#### Problem description:
Search the material for the string "initial" and copy each line where it occurs.

== Dataset records

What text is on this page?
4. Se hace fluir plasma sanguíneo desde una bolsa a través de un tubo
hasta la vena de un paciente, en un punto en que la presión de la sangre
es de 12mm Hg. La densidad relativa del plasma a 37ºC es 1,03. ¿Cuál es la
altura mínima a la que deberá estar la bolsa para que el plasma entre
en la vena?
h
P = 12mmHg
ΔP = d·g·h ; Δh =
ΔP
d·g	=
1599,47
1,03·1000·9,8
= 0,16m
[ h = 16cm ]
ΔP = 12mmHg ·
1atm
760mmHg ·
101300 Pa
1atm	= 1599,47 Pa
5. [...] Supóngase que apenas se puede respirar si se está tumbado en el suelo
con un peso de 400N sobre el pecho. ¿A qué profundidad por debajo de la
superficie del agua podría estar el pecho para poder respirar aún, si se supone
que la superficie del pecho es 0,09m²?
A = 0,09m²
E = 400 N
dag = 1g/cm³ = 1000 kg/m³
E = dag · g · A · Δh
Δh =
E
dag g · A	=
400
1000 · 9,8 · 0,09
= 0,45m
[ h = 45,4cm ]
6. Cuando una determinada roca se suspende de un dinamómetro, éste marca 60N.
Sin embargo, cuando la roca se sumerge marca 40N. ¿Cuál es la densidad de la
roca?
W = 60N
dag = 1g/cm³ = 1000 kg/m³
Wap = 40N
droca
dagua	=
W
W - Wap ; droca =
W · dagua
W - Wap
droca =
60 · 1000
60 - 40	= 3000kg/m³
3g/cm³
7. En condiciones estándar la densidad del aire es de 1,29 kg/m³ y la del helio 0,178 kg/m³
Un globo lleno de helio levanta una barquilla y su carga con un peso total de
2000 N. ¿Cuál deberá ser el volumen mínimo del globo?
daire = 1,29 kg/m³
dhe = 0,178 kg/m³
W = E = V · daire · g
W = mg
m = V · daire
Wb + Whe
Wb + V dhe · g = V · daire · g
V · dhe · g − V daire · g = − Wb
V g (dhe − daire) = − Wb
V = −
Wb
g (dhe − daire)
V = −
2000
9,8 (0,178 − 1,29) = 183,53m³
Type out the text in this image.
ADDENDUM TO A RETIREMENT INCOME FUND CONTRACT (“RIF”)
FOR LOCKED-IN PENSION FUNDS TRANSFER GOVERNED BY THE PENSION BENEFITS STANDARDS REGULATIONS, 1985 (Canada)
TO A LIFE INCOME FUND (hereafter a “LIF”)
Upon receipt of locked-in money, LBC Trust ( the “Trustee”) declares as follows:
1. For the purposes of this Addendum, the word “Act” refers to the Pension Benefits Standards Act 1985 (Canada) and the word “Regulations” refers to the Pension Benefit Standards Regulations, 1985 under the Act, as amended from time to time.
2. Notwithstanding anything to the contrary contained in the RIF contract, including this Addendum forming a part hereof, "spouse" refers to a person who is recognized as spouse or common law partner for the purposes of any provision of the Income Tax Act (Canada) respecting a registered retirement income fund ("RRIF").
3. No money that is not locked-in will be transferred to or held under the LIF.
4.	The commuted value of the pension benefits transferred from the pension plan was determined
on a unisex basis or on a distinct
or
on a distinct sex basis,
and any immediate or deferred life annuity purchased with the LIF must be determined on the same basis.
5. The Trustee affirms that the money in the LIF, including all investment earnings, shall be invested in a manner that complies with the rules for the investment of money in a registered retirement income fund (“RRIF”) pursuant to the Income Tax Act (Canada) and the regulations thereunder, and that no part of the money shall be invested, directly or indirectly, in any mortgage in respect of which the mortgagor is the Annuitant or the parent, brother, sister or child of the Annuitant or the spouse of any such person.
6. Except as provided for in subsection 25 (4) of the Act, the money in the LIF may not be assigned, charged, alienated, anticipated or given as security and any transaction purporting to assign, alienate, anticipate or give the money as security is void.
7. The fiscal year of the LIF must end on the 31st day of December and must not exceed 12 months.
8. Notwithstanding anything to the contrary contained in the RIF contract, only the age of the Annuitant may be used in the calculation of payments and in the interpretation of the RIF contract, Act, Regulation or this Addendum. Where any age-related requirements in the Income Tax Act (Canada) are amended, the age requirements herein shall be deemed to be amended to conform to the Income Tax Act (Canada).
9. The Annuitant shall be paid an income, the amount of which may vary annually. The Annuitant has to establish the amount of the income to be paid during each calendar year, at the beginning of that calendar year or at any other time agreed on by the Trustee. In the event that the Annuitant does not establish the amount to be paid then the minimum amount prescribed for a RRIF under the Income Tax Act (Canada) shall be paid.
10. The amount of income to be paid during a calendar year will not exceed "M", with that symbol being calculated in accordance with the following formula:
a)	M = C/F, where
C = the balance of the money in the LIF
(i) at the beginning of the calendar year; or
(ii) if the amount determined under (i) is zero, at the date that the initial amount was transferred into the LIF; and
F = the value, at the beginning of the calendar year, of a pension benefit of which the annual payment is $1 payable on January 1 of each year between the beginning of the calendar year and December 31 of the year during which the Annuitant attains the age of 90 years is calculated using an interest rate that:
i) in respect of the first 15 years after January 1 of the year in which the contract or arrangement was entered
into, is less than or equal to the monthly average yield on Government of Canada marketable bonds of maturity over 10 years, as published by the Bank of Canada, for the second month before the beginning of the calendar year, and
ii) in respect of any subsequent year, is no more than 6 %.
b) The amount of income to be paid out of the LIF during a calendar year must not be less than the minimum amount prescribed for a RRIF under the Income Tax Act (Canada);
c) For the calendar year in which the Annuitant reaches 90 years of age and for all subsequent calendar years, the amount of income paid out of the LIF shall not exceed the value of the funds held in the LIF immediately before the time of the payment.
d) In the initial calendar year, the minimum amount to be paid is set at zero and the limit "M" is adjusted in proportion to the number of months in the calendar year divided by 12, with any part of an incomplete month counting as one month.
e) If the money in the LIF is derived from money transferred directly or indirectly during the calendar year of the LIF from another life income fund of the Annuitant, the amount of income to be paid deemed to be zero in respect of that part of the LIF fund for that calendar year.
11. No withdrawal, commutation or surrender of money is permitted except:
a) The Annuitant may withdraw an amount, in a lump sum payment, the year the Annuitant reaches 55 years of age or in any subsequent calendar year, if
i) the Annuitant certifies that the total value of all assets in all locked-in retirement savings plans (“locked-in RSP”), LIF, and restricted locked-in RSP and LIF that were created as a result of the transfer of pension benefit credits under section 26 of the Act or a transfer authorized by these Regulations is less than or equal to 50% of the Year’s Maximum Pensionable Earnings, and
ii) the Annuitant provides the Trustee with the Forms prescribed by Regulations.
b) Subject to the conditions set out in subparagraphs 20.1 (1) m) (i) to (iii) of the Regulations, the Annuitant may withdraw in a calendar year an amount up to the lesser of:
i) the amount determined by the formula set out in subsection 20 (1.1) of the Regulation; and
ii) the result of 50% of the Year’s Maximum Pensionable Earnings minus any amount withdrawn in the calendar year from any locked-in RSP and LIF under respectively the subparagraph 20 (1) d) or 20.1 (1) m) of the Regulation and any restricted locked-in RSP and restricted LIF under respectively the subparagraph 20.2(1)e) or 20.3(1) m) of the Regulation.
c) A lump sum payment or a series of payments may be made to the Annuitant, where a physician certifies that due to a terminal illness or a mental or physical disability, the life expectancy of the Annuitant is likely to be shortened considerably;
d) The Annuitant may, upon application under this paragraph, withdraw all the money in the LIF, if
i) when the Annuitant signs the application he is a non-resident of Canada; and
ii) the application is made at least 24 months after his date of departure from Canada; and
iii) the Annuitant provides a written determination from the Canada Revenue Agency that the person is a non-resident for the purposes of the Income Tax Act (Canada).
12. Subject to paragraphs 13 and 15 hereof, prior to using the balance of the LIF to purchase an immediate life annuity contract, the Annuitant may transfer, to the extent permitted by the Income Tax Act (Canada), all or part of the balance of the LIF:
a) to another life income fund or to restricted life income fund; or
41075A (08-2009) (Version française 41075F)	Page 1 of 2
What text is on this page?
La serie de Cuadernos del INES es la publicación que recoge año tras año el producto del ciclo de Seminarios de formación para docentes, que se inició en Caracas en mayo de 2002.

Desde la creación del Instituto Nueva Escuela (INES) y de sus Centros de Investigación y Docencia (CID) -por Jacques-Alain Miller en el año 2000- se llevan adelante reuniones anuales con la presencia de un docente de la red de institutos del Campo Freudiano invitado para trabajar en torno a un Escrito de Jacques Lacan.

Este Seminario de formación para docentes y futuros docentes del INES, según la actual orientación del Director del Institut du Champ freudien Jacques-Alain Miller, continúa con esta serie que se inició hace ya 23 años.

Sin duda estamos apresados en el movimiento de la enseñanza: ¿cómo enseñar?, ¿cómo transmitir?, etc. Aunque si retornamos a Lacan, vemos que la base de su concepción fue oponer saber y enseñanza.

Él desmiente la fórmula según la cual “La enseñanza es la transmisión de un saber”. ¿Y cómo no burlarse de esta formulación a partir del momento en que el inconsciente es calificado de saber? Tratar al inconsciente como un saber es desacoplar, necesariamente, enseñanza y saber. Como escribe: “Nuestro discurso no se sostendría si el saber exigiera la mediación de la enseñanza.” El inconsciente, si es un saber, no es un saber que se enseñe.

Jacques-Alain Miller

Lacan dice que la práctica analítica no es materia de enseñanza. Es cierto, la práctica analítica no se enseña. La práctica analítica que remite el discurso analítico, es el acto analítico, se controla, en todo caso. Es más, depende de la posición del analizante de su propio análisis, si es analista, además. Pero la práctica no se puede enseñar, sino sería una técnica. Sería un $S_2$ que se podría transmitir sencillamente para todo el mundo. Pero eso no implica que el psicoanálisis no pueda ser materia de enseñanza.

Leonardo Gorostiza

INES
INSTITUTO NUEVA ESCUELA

====

#### Task response:
(ii) if the amount determined under (i) is zero, at the date that the initial amount was transferred into the LIF; and
d) In the initial calendar year, the minimum amount to be paid is set at zero and the limit "M" is adjusted in proportion to the number of months in the calendar year divided by 12, with any part of an incomplete month counting as one month.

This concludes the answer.